Figure data in JSON
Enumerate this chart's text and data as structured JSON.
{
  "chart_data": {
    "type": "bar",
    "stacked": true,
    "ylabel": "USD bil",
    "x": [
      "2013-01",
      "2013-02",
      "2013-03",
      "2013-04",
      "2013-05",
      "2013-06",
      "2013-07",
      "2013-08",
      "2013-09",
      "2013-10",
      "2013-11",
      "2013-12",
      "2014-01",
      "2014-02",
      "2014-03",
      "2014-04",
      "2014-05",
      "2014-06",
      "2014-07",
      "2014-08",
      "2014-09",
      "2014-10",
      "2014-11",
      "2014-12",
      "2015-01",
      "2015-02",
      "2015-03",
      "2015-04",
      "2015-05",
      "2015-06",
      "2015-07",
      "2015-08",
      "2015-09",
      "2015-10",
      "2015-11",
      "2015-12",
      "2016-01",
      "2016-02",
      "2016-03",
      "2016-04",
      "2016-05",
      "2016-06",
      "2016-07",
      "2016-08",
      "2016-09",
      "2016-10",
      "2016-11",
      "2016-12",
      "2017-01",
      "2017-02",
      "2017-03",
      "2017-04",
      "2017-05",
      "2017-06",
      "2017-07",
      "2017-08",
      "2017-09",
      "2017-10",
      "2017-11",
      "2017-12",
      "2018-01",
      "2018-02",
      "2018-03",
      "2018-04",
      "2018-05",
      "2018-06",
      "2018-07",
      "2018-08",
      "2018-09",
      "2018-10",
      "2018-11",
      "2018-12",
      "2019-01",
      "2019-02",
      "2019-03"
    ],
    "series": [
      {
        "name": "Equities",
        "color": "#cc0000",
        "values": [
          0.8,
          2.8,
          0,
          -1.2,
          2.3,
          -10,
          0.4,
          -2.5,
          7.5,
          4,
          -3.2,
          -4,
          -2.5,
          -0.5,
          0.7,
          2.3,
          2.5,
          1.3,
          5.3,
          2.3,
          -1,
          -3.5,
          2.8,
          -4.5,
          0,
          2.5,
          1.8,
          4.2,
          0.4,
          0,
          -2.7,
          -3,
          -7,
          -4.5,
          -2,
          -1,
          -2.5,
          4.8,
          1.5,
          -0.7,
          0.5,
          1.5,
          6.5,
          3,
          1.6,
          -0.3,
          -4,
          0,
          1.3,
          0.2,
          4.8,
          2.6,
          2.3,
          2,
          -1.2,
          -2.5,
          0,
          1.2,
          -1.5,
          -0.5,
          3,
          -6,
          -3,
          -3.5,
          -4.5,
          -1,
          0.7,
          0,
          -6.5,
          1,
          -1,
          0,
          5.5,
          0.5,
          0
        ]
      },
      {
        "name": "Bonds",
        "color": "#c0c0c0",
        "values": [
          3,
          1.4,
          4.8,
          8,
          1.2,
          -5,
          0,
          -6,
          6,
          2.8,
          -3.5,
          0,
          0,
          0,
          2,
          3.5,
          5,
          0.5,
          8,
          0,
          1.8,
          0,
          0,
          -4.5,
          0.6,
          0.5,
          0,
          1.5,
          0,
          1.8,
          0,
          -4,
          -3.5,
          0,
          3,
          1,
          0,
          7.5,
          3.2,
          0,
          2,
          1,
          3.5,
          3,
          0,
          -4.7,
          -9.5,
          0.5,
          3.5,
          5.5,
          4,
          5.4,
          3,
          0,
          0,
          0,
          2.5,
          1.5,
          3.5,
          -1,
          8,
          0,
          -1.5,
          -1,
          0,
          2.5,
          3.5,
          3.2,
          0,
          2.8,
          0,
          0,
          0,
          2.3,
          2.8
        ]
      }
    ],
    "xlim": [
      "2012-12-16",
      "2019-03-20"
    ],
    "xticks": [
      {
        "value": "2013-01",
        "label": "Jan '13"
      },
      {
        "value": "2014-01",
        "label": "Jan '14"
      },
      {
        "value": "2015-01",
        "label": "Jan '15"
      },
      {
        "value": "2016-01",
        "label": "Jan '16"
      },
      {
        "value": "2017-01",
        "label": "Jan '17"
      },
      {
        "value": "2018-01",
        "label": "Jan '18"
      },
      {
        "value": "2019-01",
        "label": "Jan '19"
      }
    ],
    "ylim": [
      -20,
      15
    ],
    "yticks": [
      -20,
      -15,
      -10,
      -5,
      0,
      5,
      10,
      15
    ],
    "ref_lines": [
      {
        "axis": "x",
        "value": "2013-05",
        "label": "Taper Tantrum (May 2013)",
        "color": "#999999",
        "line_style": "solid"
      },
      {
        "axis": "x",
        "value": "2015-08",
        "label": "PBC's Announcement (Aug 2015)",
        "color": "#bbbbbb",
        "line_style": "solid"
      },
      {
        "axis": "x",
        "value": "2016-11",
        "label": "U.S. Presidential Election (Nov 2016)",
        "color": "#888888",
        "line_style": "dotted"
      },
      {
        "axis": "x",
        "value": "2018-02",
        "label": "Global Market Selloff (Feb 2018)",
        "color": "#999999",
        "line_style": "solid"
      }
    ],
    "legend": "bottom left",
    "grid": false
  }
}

▸ What the task requires:
From the records above, please extract every line and repeat it exactly.

▸ Answer to the exercise:
Enumerate this chart's text and data as structured JSON.
{
  "chart_data": {
    "type": "bar",
    "stacked": true,
    "ylabel": "USD bil",
    "x": [
      "2013-01",
      "2013-02",
      "2013-03",
      "2013-04",
      "2013-05",
      "2013-06",
      "2013-07",
      "2013-08",
      "2013-09",
      "2013-10",
      "2013-11",
      "2013-12",
      "2014-01",
      "2014-02",
      "2014-03",
      "2014-04",
      "2014-05",
      "2014-06",
      "2014-07",
      "2014-08",
      "2014-09",
      "2014-10",
      "2014-11",
      "2014-12",
      "2015-01",
      "2015-02",
      "2015-03",
      "2015-04",
      "2015-05",
      "2015-06",
      "2015-07",
      "2015-08",
      "2015-09",
      "2015-10",
      "2015-11",
      "2015-12",
      "2016-01",
      "2016-02",
      "2016-03",
      "2016-04",
      "2016-05",
      "2016-06",
      "2016-07",
      "2016-08",
      "2016-09",
      "2016-10",
      "2016-11",
      "2016-12",
      "2017-01",
      "2017-02",
      "2017-03",
      "2017-04",
      "2017-05",
      "2017-06",
      "2017-07",
      "2017-08",
      "2017-09",
      "2017-10",
      "2017-11",
      "2017-12",
      "2018-01",
      "2018-02",
      "2018-03",
      "2018-04",
      "2018-05",
      "2018-06",
      "2018-07",
      "2018-08",
      "2018-09",
      "2018-10",
      "2018-11",
      "2018-12",
      "2019-01",
      "2019-02",
      "2019-03"
    ],
    "series": [
      {
        "name": "Equities",
        "color": "#cc0000",
        "values": [
          0.8,
          2.8,
          0,
          -1.2,
          2.3,
          -10,
          0.4,
          -2.5,
          7.5,
          4,
          -3.2,
          -4,
          -2.5,
          -0.5,
          0.7,
          2.3,
          2.5,
          1.3,
          5.3,
          2.3,
          -1,
          -3.5,
          2.8,
          -4.5,
          0,
          2.5,
          1.8,
          4.2,
          0.4,
          0,
          -2.7,
          -3,
          -7,
          -4.5,
          -2,
          -1,
          -2.5,
          4.8,
          1.5,
          -0.7,
          0.5,
          1.5,
          6.5,
          3,
          1.6,
          -0.3,
          -4,
          0,
          1.3,
          0.2,
          4.8,
          2.6,
          2.3,
          2,
          -1.2,
          -2.5,
          0,
          1.2,
          -1.5,
          -0.5,
          3,
          -6,
          -3,
          -3.5,
          -4.5,
          -1,
          0.7,
          0,
          -6.5,
          1,
          -1,
          0,
          5.5,
          0.5,
          0
        ]
      },
      {
        "name": "Bonds",
        "color": "#c0c0c0",
        "values": [
          3,
          1.4,
          4.8,
          8,
          1.2,
          -5,
          0,
          -6,
          6,
          2.8,
          -3.5,
          0,
          0,
          0,
          2,
          3.5,
          5,
          0.5,
          8,
          0,
          1.8,
          0,
          0,
          -4.5,
          0.6,
          0.5,
          0,
          1.5,
          0,
          1.8,
          0,
          -4,
          -3.5,
          0,
          3,
          1,
          0,
          7.5,
          3.2,
          0,
          2,
          1,
          3.5,
          3,
          0,
          -4.7,
          -9.5,
          0.5,
          3.5,
          5.5,
          4,
          5.4,
          3,
          0,
          0,
          0,
          2.5,
          1.5,
          3.5,
          -1,
          8,
          0,
          -1.5,
          -1,
          0,
          2.5,
          3.5,
          3.2,
          0,
          2.8,
          0,
          0,
          0,
          2.3,
          2.8
        ]
      }
    ],
    "xlim": [
      "2012-12-16",
      "2019-03-20"
    ],
    "xticks": [
      {
        "value": "2013-01",
        "label": "Jan '13"
      },
      {
        "value": "2014-01",
        "label": "Jan '14"
      },
      {
        "value": "2015-01",
        "label": "Jan '15"
      },
      {
        "value": "2016-01",
        "label": "Jan '16"
      },
      {
        "value": "2017-01",
        "label": "Jan '17"
      },
      {
        "value": "2018-01",
        "label": "Jan '18"
      },
      {
        "value": "2019-01",
        "label": "Jan '19"
      }
    ],
    "ylim": [
      -20,
      15
    ],
    "yticks": [
      -20,
      -15,
      -10,
      -5,
      0,
      5,
      10,
      15
    ],
    "ref_lines": [
      {
        "axis": "x",
        "value": "2013-05",
        "label": "Taper Tantrum (May 2013)",
        "color": "#999999",
        "line_style": "solid"
      },
      {
        "axis": "x",
        "value": "2015-08",
        "label": "PBC's Announcement (Aug 2015)",
        "color": "#bbbbbb",
        "line_style": "solid"
      },
      {
        "axis": "x",
        "value": "2016-11",
        "label": "U.S. Presidential Election (Nov 2016)",
        "color": "#888888",
        "line_style": "dotted"
      },
      {
        "axis": "x",
        "value": "2018-02",
        "label": "Global Market Selloff (Feb 2018)",
        "color": "#999999",
        "line_style": "solid"
      }
    ],
    "legend": "bottom left",
    "grid": false
  }
}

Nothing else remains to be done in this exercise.